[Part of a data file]

★ ★ ★

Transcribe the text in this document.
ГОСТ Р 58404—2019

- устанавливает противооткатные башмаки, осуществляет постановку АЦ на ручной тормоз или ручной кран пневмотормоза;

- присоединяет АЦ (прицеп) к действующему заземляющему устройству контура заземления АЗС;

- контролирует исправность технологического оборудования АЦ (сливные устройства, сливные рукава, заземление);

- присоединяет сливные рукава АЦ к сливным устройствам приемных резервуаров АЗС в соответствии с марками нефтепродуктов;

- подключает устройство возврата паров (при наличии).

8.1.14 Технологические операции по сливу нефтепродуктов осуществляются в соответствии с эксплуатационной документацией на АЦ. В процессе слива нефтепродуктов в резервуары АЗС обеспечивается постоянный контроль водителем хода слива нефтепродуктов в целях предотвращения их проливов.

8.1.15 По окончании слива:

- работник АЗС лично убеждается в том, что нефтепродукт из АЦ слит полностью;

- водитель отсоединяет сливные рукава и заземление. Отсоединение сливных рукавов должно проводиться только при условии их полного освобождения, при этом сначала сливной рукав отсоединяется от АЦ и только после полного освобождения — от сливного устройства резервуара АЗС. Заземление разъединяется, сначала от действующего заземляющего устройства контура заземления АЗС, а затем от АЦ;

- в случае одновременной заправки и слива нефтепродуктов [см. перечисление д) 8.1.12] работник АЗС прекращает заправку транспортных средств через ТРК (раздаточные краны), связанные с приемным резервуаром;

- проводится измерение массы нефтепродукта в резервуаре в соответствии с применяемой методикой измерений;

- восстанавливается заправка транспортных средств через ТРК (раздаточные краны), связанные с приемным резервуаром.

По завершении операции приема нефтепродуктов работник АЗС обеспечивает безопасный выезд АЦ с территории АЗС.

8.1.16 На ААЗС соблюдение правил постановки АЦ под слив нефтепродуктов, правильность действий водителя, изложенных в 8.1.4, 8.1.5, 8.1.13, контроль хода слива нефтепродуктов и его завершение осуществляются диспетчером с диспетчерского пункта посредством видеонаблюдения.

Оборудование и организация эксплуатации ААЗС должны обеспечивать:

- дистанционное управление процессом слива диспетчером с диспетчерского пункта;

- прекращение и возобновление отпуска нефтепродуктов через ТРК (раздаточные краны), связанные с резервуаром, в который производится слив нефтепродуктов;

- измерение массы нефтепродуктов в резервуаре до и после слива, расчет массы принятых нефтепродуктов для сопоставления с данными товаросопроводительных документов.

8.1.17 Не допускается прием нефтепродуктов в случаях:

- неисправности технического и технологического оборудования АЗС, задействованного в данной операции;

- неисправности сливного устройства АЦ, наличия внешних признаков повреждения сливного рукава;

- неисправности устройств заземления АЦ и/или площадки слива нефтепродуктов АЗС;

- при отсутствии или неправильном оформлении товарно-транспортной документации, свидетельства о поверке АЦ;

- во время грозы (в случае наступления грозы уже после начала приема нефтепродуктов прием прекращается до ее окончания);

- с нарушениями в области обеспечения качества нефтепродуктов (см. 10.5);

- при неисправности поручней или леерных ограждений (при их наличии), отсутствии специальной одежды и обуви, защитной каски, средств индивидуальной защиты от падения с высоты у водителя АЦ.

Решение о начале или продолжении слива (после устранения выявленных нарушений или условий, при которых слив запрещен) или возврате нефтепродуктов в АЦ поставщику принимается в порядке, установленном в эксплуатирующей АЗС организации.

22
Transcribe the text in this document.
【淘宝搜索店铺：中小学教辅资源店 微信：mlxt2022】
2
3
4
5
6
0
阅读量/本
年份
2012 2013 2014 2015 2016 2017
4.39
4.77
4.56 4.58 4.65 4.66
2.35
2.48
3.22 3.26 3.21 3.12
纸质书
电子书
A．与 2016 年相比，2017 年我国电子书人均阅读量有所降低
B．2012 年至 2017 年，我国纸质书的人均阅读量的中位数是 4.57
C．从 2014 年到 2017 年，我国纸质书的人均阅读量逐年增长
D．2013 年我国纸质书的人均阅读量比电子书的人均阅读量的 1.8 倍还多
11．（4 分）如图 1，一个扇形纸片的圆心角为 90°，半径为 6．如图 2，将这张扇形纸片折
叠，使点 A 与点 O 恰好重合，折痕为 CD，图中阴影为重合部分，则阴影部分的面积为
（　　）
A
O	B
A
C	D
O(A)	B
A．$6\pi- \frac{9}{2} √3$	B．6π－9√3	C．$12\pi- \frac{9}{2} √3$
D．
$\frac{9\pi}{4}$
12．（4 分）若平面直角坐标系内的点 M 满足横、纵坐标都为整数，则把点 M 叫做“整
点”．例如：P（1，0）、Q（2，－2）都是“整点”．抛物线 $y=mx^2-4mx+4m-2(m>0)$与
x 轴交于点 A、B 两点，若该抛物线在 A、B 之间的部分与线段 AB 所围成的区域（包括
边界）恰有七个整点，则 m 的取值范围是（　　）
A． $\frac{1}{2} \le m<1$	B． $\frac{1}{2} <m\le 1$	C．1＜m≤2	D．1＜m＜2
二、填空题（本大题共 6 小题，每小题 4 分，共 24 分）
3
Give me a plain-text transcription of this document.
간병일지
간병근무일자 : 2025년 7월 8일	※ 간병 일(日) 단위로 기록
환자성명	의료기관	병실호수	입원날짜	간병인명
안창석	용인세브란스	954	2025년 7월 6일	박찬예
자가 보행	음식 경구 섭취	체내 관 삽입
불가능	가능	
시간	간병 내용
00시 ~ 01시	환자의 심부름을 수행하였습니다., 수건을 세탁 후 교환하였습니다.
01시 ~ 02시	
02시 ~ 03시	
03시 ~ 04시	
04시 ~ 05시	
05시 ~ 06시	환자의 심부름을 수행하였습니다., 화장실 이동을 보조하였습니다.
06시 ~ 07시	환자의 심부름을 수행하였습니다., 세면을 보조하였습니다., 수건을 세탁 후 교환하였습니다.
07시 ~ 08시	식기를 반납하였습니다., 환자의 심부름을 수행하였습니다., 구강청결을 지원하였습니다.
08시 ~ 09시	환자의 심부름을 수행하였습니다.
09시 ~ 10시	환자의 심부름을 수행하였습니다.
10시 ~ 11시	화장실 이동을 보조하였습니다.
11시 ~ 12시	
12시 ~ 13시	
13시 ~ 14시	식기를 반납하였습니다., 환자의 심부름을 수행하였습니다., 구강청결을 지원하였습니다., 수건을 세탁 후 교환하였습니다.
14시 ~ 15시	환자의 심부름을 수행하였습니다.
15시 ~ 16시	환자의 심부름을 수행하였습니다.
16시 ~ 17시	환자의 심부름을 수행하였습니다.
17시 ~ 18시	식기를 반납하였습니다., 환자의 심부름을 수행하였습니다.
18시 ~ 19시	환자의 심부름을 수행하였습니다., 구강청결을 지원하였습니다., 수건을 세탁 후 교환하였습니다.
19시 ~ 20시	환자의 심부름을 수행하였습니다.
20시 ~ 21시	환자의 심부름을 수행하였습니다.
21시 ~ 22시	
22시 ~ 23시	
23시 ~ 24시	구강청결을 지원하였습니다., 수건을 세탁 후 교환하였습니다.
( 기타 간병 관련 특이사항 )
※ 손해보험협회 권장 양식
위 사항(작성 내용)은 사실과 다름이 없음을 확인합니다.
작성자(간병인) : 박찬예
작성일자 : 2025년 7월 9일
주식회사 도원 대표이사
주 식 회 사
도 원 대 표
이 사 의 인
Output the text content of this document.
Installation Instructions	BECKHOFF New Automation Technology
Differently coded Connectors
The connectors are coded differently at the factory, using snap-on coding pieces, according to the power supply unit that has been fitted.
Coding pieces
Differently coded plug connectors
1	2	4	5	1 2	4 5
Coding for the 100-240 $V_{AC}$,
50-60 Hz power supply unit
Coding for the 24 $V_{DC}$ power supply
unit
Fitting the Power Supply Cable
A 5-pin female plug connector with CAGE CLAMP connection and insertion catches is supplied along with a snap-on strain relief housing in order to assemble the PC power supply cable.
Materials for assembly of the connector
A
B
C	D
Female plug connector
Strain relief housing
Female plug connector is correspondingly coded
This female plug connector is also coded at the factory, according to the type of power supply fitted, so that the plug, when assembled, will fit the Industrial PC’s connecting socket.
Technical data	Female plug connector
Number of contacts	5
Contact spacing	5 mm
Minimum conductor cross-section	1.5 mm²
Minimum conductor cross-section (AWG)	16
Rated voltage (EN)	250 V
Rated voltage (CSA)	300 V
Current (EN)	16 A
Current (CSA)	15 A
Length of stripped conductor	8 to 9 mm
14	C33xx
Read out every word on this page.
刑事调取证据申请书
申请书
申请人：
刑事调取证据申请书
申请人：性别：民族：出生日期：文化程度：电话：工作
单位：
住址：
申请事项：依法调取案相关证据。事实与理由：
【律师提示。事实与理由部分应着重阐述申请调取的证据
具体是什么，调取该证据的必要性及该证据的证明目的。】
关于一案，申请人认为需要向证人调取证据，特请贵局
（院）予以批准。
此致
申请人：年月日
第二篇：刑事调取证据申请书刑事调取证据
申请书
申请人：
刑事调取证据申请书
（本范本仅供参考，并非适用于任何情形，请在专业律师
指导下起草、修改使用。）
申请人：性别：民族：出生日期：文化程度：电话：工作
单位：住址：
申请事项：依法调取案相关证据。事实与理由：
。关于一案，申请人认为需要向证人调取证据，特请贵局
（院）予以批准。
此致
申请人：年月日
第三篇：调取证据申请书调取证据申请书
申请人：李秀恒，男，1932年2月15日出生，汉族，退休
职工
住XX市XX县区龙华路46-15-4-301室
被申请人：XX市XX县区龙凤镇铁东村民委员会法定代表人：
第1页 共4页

★ ★ ★

DIRECTIONS
Scan the listing above and copy all lines containing the word "соответствии".

TASK ANSWER
- присоединяет сливные рукава АЦ к сливным устройствам приемных резервуаров АЗС в соответствии с марками нефтепродуктов;
8.1.14 Технологические операции по сливу нефтепродуктов осуществляются в соответствии с эксплуатационной документацией на АЦ. В процессе слива нефтепродуктов в резервуары АЗС обеспечивается постоянный контроль водителем хода слива нефтепродуктов в целях предотвращения их проливов.
- проводится измерение массы нефтепродукта в резервуаре в соответствии с применяемой методикой измерений;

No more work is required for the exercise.